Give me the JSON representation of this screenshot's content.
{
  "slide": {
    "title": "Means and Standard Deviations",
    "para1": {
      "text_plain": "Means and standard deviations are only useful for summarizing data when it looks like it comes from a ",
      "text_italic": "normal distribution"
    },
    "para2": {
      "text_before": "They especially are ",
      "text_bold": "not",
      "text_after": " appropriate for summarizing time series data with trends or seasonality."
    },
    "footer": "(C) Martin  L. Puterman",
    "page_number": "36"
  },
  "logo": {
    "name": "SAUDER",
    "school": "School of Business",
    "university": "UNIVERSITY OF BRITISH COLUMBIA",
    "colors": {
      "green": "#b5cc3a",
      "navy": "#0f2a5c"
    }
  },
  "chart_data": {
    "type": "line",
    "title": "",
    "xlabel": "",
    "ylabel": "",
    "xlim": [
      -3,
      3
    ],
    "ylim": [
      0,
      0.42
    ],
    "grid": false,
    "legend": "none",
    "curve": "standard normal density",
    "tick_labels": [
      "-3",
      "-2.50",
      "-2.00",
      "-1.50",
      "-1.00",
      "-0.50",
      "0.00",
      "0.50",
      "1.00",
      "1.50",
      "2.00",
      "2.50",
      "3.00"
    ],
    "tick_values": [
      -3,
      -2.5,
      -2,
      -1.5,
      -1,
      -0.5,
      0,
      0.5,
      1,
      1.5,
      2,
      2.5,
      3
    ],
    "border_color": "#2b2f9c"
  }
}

**Work to be completed**
Copy the records above exactly as they appear.

**Exercise answer**
Give me the JSON representation of this screenshot's content.
{
  "slide": {
    "title": "Means and Standard Deviations",
    "para1": {
      "text_plain": "Means and standard deviations are only useful for summarizing data when it looks like it comes from a ",
      "text_italic": "normal distribution"
    },
    "para2": {
      "text_before": "They especially are ",
      "text_bold": "not",
      "text_after": " appropriate for summarizing time series data with trends or seasonality."
    },
    "footer": "(C) Martin  L. Puterman",
    "page_number": "36"
  },
  "logo": {
    "name": "SAUDER",
    "school": "School of Business",
    "university": "UNIVERSITY OF BRITISH COLUMBIA",
    "colors": {
      "green": "#b5cc3a",
      "navy": "#0f2a5c"
    }
  },
  "chart_data": {
    "type": "line",
    "title": "",
    "xlabel": "",
    "ylabel": "",
    "xlim": [
      -3,
      3
    ],
    "ylim": [
      0,
      0.42
    ],
    "grid": false,
    "legend": "none",
    "curve": "standard normal density",
    "tick_labels": [
      "-3",
      "-2.50",
      "-2.00",
      "-1.50",
      "-1.00",
      "-0.50",
      "0.00",
      "0.50",
      "1.00",
      "1.50",
      "2.00",
      "2.50",
      "3.00"
    ],
    "tick_values": [
      -3,
      -2.5,
      -2,
      -1.5,
      -1,
      -0.5,
      0,
      0.5,
      1,
      1.5,
      2,
      2.5,
      3
    ],
    "border_color": "#2b2f9c"
  }
}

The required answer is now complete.